Work instructions: Copy the lines verbatim, beginning with the line that contains "Transcribe this chart's" and continuing through the end of the data, and only those lines.

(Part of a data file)
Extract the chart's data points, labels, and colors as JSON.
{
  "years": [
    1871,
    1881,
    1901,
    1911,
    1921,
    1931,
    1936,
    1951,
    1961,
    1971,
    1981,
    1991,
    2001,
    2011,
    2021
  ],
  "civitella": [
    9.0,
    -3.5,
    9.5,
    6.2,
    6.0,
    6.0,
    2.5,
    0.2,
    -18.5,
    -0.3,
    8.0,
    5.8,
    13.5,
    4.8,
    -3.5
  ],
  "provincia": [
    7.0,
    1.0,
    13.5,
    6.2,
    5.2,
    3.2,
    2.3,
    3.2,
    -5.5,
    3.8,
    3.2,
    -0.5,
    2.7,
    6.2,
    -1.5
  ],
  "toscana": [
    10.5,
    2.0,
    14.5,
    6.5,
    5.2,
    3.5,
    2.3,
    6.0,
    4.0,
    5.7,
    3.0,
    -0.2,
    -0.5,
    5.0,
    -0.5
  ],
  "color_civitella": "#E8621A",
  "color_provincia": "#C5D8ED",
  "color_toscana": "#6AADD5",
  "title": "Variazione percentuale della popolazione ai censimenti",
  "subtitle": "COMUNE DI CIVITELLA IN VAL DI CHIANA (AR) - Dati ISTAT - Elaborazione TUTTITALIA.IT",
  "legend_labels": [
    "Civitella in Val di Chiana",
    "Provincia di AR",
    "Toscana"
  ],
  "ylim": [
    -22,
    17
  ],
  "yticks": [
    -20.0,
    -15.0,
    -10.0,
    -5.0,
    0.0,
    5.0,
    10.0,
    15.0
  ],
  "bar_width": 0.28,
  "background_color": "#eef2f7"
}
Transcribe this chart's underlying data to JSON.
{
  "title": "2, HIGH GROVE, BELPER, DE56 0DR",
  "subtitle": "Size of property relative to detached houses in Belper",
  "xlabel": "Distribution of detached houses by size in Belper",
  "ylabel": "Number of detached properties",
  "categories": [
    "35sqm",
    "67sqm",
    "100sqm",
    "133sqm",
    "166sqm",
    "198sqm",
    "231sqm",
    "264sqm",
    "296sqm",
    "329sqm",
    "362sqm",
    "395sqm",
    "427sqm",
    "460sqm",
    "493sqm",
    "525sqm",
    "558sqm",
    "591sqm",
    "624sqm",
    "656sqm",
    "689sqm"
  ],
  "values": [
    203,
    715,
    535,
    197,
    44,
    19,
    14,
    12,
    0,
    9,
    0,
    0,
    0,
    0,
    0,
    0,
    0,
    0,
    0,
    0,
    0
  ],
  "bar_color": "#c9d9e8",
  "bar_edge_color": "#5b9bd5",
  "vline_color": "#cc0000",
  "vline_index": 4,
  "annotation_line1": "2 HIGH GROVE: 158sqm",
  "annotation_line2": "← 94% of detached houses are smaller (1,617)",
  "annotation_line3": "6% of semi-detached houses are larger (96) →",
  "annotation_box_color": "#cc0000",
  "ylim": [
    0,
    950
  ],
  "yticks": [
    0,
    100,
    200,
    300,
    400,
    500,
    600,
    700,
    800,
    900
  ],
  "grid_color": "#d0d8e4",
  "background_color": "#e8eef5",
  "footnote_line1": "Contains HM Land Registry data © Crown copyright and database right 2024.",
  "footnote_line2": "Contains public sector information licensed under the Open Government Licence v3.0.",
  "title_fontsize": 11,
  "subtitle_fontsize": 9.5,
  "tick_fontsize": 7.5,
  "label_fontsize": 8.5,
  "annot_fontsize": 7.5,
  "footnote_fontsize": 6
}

Complete answer:
Transcribe this chart's underlying data to JSON.
{
  "title": "2, HIGH GROVE, BELPER, DE56 0DR",
  "subtitle": "Size of property relative to detached houses in Belper",
  "xlabel": "Distribution of detached houses by size in Belper",
  "ylabel": "Number of detached properties",
  "categories": [
    "35sqm",
    "67sqm",
    "100sqm",
    "133sqm",
    "166sqm",
    "198sqm",
    "231sqm",
    "264sqm",
    "296sqm",
    "329sqm",
    "362sqm",
    "395sqm",
    "427sqm",
    "460sqm",
    "493sqm",
    "525sqm",
    "558sqm",
    "591sqm",
    "624sqm",
    "656sqm",
    "689sqm"
  ],
  "values": [
    203,
    715,
    535,
    197,
    44,
    19,
    14,
    12,
    0,
    9,
    0,
    0,
    0,
    0,
    0,
    0,
    0,
    0,
    0,
    0,
    0
  ],
  "bar_color": "#c9d9e8",
  "bar_edge_color": "#5b9bd5",
  "vline_color": "#cc0000",
  "vline_index": 4,
  "annotation_line1": "2 HIGH GROVE: 158sqm",
  "annotation_line2": "← 94% of detached houses are smaller (1,617)",
  "annotation_line3": "6% of semi-detached houses are larger (96) →",
  "annotation_box_color": "#cc0000",
  "ylim": [
    0,
    950
  ],
  "yticks": [
    0,
    100,
    200,
    300,
    400,
    500,
    600,
    700,
    800,
    900
  ],
  "grid_color": "#d0d8e4",
  "background_color": "#e8eef5",
  "footnote_line1": "Contains HM Land Registry data © Crown copyright and database right 2024.",
  "footnote_line2": "Contains public sector information licensed under the Open Government Licence v3.0.",
  "title_fontsize": 11,
  "subtitle_fontsize": 9.5,
  "tick_fontsize": 7.5,
  "label_fontsize": 8.5,
  "annot_fontsize": 7.5,
  "footnote_fontsize": 6
}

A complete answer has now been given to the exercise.